*** EXERCISE DATA ***

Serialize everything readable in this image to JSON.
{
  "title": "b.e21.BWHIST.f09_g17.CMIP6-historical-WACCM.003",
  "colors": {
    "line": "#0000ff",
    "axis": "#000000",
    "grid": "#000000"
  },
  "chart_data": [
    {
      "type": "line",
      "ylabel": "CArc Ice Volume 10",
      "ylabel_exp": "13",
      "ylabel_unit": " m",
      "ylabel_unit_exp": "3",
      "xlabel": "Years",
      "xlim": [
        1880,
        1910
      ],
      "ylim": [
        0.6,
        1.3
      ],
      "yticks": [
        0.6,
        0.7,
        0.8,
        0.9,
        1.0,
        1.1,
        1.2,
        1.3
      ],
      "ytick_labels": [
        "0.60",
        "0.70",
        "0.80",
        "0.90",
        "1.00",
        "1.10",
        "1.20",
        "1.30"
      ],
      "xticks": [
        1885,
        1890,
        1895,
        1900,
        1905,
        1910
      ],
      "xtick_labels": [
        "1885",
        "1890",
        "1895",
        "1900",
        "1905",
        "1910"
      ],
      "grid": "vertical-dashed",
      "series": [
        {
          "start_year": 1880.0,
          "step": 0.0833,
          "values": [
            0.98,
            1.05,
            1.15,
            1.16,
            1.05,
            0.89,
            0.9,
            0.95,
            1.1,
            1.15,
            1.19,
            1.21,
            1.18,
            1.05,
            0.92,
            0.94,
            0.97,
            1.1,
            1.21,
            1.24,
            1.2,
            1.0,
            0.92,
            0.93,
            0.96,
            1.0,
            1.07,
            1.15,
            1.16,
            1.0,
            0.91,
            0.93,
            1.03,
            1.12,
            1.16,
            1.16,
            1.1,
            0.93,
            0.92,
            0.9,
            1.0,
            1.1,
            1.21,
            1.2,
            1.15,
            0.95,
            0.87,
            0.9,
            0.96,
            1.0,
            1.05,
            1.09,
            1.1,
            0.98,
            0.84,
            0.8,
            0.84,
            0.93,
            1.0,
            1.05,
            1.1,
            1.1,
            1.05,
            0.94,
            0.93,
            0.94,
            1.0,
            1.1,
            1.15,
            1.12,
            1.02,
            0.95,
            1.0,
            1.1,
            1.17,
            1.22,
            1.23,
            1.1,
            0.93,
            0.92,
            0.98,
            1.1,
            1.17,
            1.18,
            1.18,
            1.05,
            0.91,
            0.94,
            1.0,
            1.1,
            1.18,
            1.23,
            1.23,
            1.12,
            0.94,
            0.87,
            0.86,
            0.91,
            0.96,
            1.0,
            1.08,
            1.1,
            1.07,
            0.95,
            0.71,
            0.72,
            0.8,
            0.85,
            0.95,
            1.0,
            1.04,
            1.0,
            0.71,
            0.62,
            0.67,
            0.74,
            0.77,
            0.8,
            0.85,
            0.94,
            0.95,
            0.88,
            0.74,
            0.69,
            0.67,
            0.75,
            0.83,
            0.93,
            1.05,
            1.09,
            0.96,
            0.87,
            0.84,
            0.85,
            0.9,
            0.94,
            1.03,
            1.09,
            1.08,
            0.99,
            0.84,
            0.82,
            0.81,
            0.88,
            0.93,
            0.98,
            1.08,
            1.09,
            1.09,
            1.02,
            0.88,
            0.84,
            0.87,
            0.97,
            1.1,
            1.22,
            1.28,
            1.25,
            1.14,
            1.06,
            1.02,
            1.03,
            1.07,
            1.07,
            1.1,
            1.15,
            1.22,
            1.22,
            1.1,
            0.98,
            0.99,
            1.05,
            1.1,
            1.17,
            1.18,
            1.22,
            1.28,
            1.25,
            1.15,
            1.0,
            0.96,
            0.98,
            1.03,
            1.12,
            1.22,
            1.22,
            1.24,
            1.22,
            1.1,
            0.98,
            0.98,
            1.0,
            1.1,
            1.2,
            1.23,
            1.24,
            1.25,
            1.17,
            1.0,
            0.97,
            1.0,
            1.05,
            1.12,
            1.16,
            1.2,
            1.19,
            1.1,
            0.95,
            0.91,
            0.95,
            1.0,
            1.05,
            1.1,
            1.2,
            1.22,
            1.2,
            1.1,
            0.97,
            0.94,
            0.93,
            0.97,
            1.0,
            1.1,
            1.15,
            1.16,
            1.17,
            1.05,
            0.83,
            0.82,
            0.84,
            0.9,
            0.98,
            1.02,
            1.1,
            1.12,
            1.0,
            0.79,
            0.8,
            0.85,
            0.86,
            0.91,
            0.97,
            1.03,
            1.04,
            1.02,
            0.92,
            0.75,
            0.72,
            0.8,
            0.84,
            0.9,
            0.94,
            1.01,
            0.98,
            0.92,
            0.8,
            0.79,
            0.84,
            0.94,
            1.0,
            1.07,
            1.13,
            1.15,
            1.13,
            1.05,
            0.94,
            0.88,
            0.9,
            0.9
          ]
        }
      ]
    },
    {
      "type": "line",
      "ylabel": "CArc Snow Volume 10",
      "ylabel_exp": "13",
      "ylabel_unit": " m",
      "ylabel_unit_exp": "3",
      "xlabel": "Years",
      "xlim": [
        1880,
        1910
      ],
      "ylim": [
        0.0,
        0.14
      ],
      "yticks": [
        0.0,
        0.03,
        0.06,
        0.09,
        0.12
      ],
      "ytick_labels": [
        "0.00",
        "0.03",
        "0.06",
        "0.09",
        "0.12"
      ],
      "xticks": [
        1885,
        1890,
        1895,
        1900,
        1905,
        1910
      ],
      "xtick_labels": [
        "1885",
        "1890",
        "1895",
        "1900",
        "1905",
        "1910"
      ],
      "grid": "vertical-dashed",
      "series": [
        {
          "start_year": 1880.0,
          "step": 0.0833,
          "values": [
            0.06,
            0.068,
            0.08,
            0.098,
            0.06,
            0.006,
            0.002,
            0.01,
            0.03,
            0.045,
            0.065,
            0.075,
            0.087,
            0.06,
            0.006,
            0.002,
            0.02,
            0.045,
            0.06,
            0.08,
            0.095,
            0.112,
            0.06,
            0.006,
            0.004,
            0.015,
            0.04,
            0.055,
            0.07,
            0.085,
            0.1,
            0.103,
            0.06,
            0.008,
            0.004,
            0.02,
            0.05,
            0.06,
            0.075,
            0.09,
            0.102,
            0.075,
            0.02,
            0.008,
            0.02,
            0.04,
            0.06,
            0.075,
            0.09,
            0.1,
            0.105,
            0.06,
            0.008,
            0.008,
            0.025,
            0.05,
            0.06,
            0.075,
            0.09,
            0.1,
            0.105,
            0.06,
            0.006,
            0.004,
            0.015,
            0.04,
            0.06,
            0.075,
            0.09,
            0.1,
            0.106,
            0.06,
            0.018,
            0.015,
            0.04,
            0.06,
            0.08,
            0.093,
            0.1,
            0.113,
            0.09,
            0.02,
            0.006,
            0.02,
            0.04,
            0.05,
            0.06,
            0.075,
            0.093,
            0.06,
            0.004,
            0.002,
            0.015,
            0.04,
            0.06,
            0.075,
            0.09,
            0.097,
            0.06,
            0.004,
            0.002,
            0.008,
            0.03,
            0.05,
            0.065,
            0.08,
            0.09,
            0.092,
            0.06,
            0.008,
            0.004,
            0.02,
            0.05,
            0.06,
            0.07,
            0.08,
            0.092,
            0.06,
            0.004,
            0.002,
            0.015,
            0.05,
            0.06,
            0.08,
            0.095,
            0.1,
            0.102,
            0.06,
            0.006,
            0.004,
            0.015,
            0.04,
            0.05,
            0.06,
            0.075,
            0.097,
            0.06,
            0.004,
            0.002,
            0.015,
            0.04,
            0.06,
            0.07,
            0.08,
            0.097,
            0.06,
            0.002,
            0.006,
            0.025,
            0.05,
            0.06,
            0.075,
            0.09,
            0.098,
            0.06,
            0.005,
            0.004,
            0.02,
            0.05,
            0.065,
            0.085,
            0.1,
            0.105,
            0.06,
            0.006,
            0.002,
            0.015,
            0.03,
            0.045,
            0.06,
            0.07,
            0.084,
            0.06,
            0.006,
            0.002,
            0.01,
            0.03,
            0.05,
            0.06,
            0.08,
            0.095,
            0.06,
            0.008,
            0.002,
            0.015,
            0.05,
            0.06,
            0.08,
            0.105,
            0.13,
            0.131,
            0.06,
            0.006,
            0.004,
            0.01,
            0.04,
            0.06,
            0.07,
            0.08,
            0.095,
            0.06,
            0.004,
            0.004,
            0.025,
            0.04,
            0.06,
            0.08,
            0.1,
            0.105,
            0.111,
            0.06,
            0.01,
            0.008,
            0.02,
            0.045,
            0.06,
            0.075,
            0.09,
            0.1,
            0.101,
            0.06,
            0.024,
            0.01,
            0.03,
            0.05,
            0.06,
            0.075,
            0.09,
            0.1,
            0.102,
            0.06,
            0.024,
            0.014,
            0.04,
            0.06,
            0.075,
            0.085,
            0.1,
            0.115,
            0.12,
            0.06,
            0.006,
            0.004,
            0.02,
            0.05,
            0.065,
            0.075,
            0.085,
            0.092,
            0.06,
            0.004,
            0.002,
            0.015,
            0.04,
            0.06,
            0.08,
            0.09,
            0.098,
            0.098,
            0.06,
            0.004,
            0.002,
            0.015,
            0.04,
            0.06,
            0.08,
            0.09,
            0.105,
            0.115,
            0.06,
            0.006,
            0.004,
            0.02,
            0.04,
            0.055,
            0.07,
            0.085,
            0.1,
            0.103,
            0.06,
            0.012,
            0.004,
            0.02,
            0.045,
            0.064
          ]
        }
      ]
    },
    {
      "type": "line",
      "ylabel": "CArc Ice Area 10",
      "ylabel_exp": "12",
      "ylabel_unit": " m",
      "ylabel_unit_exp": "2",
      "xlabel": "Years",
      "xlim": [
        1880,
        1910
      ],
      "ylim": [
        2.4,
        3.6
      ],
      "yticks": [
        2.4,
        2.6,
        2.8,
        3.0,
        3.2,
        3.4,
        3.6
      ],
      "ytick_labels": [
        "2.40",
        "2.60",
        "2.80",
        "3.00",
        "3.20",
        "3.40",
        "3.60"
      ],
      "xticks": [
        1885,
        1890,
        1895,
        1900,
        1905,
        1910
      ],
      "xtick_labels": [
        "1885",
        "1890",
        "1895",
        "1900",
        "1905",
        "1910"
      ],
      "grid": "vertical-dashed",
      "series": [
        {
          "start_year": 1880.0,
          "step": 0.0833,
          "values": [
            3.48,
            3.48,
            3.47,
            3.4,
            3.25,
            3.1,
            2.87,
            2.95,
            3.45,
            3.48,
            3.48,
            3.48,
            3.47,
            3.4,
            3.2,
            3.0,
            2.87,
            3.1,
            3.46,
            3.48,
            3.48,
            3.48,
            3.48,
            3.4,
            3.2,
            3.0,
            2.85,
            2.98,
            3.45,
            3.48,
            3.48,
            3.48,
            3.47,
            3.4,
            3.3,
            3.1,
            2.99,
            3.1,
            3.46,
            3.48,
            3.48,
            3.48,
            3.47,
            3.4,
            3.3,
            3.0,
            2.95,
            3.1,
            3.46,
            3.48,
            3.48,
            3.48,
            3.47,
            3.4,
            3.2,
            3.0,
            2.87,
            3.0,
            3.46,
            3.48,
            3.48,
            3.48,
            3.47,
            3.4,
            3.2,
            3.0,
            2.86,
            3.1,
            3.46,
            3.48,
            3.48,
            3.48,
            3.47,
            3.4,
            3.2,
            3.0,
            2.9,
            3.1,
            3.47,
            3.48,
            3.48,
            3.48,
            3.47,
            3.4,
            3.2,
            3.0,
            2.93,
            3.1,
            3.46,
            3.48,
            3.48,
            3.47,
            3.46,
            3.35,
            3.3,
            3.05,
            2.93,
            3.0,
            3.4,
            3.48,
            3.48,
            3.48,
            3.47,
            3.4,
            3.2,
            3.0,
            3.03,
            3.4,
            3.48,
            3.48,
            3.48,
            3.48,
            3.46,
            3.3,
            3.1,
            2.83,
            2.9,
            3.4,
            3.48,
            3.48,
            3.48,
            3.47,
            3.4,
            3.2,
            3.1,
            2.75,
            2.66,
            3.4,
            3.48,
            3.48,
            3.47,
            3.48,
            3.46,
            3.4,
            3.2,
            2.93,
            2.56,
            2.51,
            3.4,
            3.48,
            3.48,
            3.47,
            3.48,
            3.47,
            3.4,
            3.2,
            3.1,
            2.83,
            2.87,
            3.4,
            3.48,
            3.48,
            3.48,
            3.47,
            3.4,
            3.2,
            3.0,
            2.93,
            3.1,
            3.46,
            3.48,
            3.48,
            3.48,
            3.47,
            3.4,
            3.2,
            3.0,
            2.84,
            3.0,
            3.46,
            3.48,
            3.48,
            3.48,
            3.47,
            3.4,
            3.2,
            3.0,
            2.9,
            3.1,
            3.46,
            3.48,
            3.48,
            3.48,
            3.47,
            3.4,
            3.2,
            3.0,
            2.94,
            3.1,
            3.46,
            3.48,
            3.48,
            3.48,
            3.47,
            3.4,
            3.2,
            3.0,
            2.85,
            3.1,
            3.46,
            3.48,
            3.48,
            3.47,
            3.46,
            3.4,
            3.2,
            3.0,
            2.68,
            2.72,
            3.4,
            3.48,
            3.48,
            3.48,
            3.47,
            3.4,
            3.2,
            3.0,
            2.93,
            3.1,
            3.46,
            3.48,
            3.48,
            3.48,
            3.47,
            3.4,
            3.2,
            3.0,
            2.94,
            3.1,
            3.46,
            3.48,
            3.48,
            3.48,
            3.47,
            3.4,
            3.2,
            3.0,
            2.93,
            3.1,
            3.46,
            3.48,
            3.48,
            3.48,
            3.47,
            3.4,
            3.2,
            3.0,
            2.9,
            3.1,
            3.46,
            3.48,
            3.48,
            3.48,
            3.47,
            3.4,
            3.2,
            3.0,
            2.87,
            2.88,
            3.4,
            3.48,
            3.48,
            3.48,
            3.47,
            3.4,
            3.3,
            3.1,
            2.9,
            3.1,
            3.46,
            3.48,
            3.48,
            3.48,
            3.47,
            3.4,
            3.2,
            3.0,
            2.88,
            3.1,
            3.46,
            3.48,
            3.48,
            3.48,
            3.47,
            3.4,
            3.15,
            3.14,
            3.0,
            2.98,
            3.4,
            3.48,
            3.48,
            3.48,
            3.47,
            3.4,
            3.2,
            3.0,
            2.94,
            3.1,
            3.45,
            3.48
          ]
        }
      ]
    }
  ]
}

***

* _AIM_
State how many lines of the listing hold the string "CArc"; reply with the number and nothing else.

* _WRITTEN REPLY_
3